# START OF LISTING

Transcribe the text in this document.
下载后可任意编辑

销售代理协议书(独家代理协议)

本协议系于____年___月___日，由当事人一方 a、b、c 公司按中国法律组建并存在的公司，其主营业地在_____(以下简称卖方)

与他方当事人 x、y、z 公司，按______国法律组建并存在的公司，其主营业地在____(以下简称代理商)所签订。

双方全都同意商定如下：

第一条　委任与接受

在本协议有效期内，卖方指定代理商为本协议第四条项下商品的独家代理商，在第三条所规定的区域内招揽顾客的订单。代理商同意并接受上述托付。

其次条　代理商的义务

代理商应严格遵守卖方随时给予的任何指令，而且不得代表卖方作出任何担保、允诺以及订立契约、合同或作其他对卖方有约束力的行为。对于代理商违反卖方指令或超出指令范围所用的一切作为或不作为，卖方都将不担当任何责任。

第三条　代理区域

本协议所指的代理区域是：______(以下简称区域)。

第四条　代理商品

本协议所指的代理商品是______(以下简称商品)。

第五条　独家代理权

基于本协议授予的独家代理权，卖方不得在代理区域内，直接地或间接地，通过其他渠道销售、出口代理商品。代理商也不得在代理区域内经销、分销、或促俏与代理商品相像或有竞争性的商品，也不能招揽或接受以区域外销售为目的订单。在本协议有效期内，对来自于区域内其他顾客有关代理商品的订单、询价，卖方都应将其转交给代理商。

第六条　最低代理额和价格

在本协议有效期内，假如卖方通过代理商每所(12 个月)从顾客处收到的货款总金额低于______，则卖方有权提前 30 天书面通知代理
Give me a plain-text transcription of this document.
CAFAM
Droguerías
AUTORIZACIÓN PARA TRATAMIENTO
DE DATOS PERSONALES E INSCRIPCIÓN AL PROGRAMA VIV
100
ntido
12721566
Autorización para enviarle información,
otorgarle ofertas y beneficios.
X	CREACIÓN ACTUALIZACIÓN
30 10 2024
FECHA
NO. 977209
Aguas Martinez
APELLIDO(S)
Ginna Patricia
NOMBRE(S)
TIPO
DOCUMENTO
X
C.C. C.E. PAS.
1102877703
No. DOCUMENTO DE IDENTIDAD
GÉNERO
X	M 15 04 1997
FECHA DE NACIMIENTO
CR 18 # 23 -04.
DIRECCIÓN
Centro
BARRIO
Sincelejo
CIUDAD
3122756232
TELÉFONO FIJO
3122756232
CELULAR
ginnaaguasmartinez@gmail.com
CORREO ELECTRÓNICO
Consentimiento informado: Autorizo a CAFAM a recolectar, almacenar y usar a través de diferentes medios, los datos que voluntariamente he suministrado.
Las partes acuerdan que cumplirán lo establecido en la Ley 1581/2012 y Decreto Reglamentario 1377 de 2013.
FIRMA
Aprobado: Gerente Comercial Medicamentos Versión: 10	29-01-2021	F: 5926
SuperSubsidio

# END OF LISTING

**DIRECTIONS**
Each record must be repeated exactly as it is.

**RESULT OF THIS EXERCISE**
Transcribe the text in this document.
下载后可任意编辑

销售代理协议书(独家代理协议)

本协议系于____年___月___日，由当事人一方 a、b、c 公司按中国法律组建并存在的公司，其主营业地在_____(以下简称卖方)

与他方当事人 x、y、z 公司，按______国法律组建并存在的公司，其主营业地在____(以下简称代理商)所签订。

双方全都同意商定如下：

第一条　委任与接受

在本协议有效期内，卖方指定代理商为本协议第四条项下商品的独家代理商，在第三条所规定的区域内招揽顾客的订单。代理商同意并接受上述托付。

其次条　代理商的义务

代理商应严格遵守卖方随时给予的任何指令，而且不得代表卖方作出任何担保、允诺以及订立契约、合同或作其他对卖方有约束力的行为。对于代理商违反卖方指令或超出指令范围所用的一切作为或不作为，卖方都将不担当任何责任。

第三条　代理区域

本协议所指的代理区域是：______(以下简称区域)。

第四条　代理商品

本协议所指的代理商品是______(以下简称商品)。

第五条　独家代理权

基于本协议授予的独家代理权，卖方不得在代理区域内，直接地或间接地，通过其他渠道销售、出口代理商品。代理商也不得在代理区域内经销、分销、或促俏与代理商品相像或有竞争性的商品，也不能招揽或接受以区域外销售为目的订单。在本协议有效期内，对来自于区域内其他顾客有关代理商品的订单、询价，卖方都应将其转交给代理商。

第六条　最低代理额和价格

在本协议有效期内，假如卖方通过代理商每所(12 个月)从顾客处收到的货款总金额低于______，则卖方有权提前 30 天书面通知代理
Give me a plain-text transcription of this document.
CAFAM
Droguerías
AUTORIZACIÓN PARA TRATAMIENTO
DE DATOS PERSONALES E INSCRIPCIÓN AL PROGRAMA VIV
100
ntido
12721566
Autorización para enviarle información,
otorgarle ofertas y beneficios.
X	CREACIÓN ACTUALIZACIÓN
30 10 2024
FECHA
NO. 977209
Aguas Martinez
APELLIDO(S)
Ginna Patricia
NOMBRE(S)
TIPO
DOCUMENTO
X
C.C. C.E. PAS.
1102877703
No. DOCUMENTO DE IDENTIDAD
GÉNERO
X	M 15 04 1997
FECHA DE NACIMIENTO
CR 18 # 23 -04.
DIRECCIÓN
Centro
BARRIO
Sincelejo
CIUDAD
3122756232
TELÉFONO FIJO
3122756232
CELULAR
ginnaaguasmartinez@gmail.com
CORREO ELECTRÓNICO
Consentimiento informado: Autorizo a CAFAM a recolectar, almacenar y usar a través de diferentes medios, los datos que voluntariamente he suministrado.
Las partes acuerdan que cumplirán lo establecido en la Ley 1581/2012 y Decreto Reglamentario 1377 de 2013.
FIRMA
Aprobado: Gerente Comercial Medicamentos Versión: 10	29-01-2021	F: 5926
SuperSubsidio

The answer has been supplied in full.